## Requirements
Put the lines into a numbered list, starting at the line containing "data-point (417, 231, 431, 245)" and ending at the line containing "data-point (345, 233, 359, 247)". Leave out any blank lines.

## Material shown

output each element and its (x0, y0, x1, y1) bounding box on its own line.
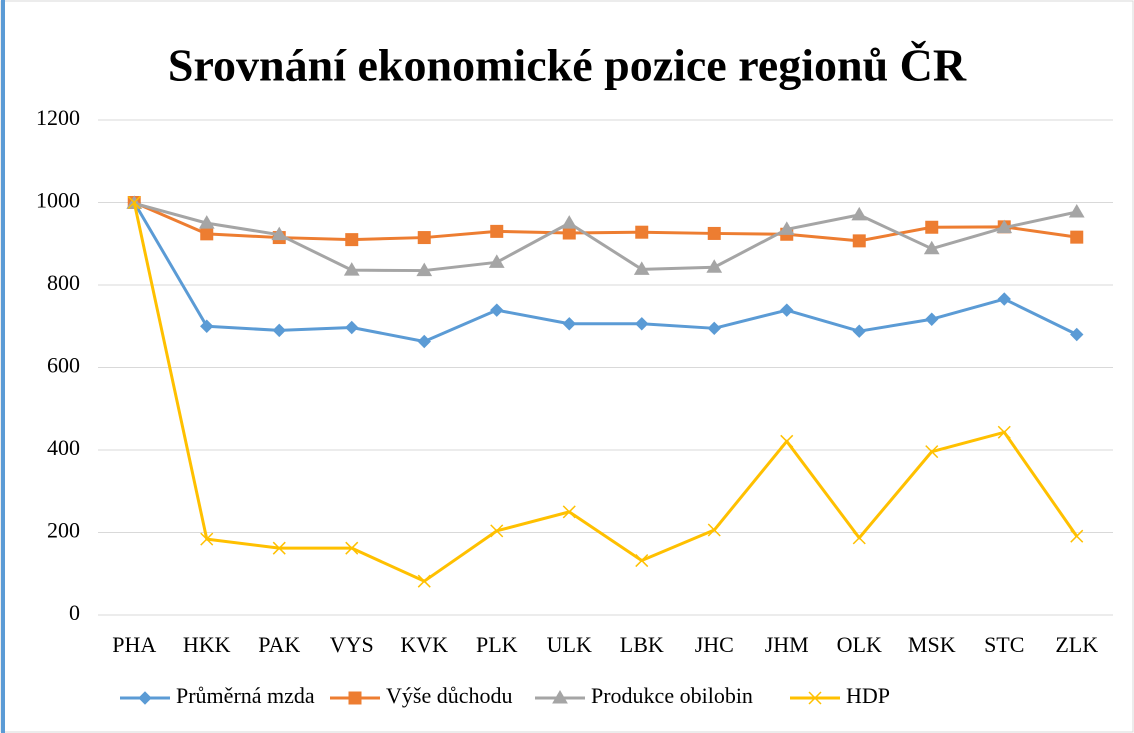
data-point (417, 231, 431, 245)
chart-title: Srovnání ekonomické pozice regionů ČR (168, 40, 967, 91)
data-point (925, 220, 939, 234)
legend-label: Produkce obilobin (591, 683, 753, 708)
x-tick-label: JHM (765, 632, 809, 657)
data-point (127, 195, 141, 210)
series-line (133, 201, 1078, 273)
data-point (635, 317, 649, 331)
data-point (996, 219, 1013, 234)
data-point (1070, 529, 1084, 543)
data-point (345, 233, 359, 247)
data-point (780, 434, 794, 448)
y-tick-label: 200 (47, 518, 80, 543)
data-point (1068, 203, 1085, 218)
y-tick-label: 1200 (36, 105, 80, 130)
data-point (706, 259, 723, 273)
data-point (707, 321, 721, 336)
data-point (561, 215, 578, 229)
data-point (633, 261, 650, 275)
data-point (417, 334, 431, 349)
legend-marker (348, 691, 362, 705)
data-point (852, 324, 866, 338)
data-point (707, 523, 721, 537)
data-point (1070, 230, 1084, 244)
y-tick-label: 800 (47, 270, 80, 295)
data-point (852, 531, 866, 545)
data-point (200, 227, 214, 241)
data-point (343, 262, 360, 276)
y-tick-label: 400 (47, 435, 80, 460)
data-point (923, 240, 940, 255)
x-tick-label: MSK (908, 632, 956, 657)
data-point (272, 541, 286, 555)
data-point (198, 215, 215, 229)
data-point (488, 254, 505, 268)
series-line (133, 201, 1077, 243)
x-tick-label: LBK (620, 632, 664, 657)
legend-label: HDP (846, 683, 890, 708)
data-point (562, 505, 576, 519)
data-point (925, 312, 939, 326)
data-point (562, 226, 576, 240)
x-tick-label: VYS (330, 632, 374, 657)
data-point (925, 445, 939, 459)
data-point (345, 320, 359, 335)
data-point (997, 292, 1011, 306)
legend-marker (808, 691, 822, 705)
legend-label: Průměrná mzda (176, 683, 315, 708)
x-tick-label: OLK (837, 632, 882, 657)
y-tick-label: 0 (69, 600, 80, 625)
x-tick-label: PLK (476, 632, 518, 657)
data-point (417, 574, 431, 588)
x-tick-label: JHC (695, 632, 734, 657)
y-tick-label: 1000 (36, 188, 80, 213)
x-tick-label: PHA (112, 632, 156, 657)
data-point (200, 319, 214, 333)
x-tick-label: PAK (258, 632, 300, 657)
data-point (635, 554, 649, 568)
series-line (132, 202, 1078, 583)
data-point (416, 262, 433, 277)
data-point (1070, 327, 1084, 342)
data-point (780, 303, 794, 317)
data-point (345, 541, 359, 555)
series-line (132, 201, 1078, 344)
data-point (200, 532, 214, 546)
data-point (562, 317, 576, 331)
data-point (490, 524, 504, 538)
data-point (272, 323, 286, 338)
data-point (271, 226, 288, 241)
y-tick-label: 600 (47, 353, 80, 378)
x-tick-label: ULK (547, 632, 592, 657)
legend-marker (138, 691, 152, 705)
data-point (707, 226, 721, 240)
data-point (851, 206, 868, 221)
data-point (997, 425, 1011, 439)
x-tick-label: STC (984, 632, 1024, 657)
legend-marker (552, 690, 568, 704)
data-point (635, 225, 649, 239)
x-tick-label: KVK (400, 632, 448, 657)
x-tick-label: HKK (183, 632, 231, 657)
x-tick-label: ZLK (1055, 632, 1098, 657)
legend-label: Výše důchodu (386, 683, 512, 708)
data-point (778, 221, 795, 235)
data-point (852, 234, 866, 248)
data-point (490, 303, 504, 317)
data-point (490, 224, 504, 238)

## Solution to the problem
1. data-point (417, 231, 431, 245)
2. chart-title: Srovnání ekonomické pozice regionů ČR (168, 40, 967, 91)
3. data-point (925, 220, 939, 234)
4. legend-label: Produkce obilobin (591, 683, 753, 708)
5. x-tick-label: JHM (765, 632, 809, 657)
6. data-point (127, 195, 141, 210)
7. series-line (133, 201, 1078, 273)
8. data-point (635, 317, 649, 331)
9. data-point (996, 219, 1013, 234)
10. data-point (1070, 529, 1084, 543)
11. data-point (345, 233, 359, 247)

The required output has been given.